BEGIN EXERCISE TEXT

Just in case there were any doubts that Dunbar High is far and away the area's best team, the nationally and locally top-ranked Poets put them to rest last night.
No. 3 Lake Clifton offered the Poets the toughest challenge by a local opponent, but the Poets shifted into high gear and ran away from the talented and quick Lakers, 91-76, last night before 5,125 at Morgan State.
The victory, their 44th in a row overall, improved the Poets' record to 21-0 overall, 5-0 in the Maryland Scholastic Association A Conference's Division I. It also gave the Poets wins over the area's No. 2 (Southern) and No. 3 teams over a seven-day period.
Lake Clifton (10-3, 5-2) was within five of the Poets with 6 minutes, 29 seconds left in the third period, but the Poets built a 63-50 lead after three quarters, then turned in what may have been their best fourth quarter, racing to leads of as many as 21 points.
"We knew it would be like that from the jump," said Dunbar junior Keith Booth. "We knew it would be an old East Baltimore dogfight. We just came out and played hard. We executed on defense, and that made our offense go. We turned it up a notch in the fourth quarter."
No one was more responsible than Booth for taking the fight out of the Lakers. He scored 20, grabbed 16 rebounds, dished out seven assists and had four steals.
"He was a monster on boards in the first half, then came out in the second half and handled the ball, which meant we were able to post Mike [Lloyd] down low on smaller kids," said Poets coach Pete Pompey.
The Poets got solid all-around efforts from the big three of Booth, Lloyd and Donta Bright. Lloyd had 22 points, six rebounds and six assists. Bright had 15 points, 12 rebounds and three blocks.
The Poets also got good performances from their other starters -- Paul Banks and Cyrus Jones. Banks had eight points and eight assists, and Jones had 21 points and four steals.
Lake Clifton also had balance. Freshman guard Shawnta Rogers overcame a slow start to finish with 18. Senior forward David Lang also had 18. Junior center Terrance Payne had 16 points, and junior guard Kevin Norris had 13.
"They played hard," said Lakers coach Charlie Moore. "You can't ask for more than that. They played defense in spurts. We had to be patient, spread the floor, play good defense and get back on the break. Three of the four things we did pretty good. We were down by five points with seven minutes to go but we didn't get back on the break. They got some dunks, got the crowd back into the game and that was it."
The Lakers overcame a poor shooting performance (31 of 81) to push the Poets, who had been rolling over local competition.

END EXERCISE TEXT
BEGIN DATASET ENTRIES

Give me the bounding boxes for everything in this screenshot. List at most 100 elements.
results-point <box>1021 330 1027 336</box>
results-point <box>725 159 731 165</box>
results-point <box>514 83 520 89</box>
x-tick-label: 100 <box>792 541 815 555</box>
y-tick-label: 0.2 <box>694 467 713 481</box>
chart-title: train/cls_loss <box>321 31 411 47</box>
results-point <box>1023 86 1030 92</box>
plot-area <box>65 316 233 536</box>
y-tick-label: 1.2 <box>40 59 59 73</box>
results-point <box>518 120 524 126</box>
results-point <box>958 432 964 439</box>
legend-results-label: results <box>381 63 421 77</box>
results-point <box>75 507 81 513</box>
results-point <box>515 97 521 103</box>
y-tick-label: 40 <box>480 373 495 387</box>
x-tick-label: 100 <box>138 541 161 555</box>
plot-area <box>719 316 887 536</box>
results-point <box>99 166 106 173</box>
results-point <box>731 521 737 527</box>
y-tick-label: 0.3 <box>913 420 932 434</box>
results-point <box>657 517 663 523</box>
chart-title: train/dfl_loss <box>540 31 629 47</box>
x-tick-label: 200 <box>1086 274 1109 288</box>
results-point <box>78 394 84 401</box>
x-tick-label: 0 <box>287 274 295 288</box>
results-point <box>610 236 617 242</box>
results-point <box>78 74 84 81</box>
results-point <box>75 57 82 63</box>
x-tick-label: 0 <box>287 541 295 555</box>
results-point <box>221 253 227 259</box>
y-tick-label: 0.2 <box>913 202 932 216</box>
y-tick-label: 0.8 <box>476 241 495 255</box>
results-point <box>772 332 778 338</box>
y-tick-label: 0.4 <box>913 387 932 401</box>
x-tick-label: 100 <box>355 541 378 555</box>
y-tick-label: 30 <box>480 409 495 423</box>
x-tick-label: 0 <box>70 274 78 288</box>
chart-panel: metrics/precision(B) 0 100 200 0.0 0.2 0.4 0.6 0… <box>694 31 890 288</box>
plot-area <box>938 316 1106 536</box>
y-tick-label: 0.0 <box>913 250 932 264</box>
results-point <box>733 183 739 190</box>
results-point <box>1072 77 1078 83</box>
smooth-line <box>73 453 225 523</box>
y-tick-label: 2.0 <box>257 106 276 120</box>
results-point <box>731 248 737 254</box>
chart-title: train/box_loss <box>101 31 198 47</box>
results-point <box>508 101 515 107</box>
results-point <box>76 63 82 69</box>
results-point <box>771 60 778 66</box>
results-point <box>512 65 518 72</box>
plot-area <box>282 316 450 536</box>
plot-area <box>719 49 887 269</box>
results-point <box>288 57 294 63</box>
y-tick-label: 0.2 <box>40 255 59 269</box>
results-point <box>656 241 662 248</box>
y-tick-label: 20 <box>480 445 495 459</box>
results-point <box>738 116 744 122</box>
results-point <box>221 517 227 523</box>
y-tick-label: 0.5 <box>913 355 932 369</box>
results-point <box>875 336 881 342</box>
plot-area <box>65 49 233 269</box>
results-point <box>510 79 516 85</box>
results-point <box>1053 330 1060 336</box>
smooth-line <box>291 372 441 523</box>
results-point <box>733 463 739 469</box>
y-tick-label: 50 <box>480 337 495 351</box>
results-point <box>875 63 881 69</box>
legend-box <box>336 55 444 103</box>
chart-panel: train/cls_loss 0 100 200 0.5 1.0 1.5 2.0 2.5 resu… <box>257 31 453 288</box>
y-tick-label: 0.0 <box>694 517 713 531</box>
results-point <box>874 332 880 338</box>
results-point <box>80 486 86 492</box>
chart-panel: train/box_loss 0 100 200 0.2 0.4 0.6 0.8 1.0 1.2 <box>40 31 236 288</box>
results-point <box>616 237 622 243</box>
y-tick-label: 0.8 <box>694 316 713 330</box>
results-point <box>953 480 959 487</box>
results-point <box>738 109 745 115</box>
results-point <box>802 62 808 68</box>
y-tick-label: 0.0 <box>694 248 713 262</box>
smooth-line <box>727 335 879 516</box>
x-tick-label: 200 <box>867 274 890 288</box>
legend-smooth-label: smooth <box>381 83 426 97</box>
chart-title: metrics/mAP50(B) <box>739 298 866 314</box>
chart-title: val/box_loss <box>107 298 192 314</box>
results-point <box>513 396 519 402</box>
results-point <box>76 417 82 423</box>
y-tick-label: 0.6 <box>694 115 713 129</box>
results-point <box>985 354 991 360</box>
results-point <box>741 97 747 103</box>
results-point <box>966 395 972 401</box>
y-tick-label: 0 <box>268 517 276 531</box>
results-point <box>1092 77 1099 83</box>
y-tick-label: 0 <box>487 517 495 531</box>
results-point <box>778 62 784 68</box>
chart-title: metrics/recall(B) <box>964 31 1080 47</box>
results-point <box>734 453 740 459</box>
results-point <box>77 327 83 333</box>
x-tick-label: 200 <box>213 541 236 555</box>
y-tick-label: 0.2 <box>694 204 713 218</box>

END DATASET ENTRIES

### QUESTIONS ON THE MATERIAL
(A) According to the game report, how many spectators attended the game at Morgan State?
(B) Edit the game report from "No one was more" to "and four steals.", replacing "Lakers" with "Lake Clifton".
(C) Summarize the game report in two sentences.

### ANSWERS FOR THE EXERCISE
(A) 5,125

(B)
No one was more responsible than Booth for taking the fight out of the Lake Clifton. He scored 20, grabbed 16 rebounds, dished out seven assists and had four steals.
"He was a monster on boards in the first half, then came out in the second half and handled the ball, which meant we were able to post Mike [Lloyd] down low on smaller kids," said Poets coach Pete Pompey.
The Poets got solid all-around efforts from the big three of Booth, Lloyd and Donta Bright. Lloyd had 22 points, six rebounds and six assists. Bright had 15 points, 12 rebounds and three blocks.
The Poets also got good performances from their other starters -- Paul Banks and Cyrus Jones. Banks had eight points and eight assists, and Jones had 21 points and four steals.

(C) Dunbar High, ranked first nationally and locally, beat No. 3 Lake Clifton 91-76 at Morgan State for its 44th consecutive win, improving its record to 21-0. Lake Clifton was within five points in the third period, but Dunbar pulled away in the fourth quarter behind Keith Booth, who had 20 points, 16 rebounds, seven assists and four steals.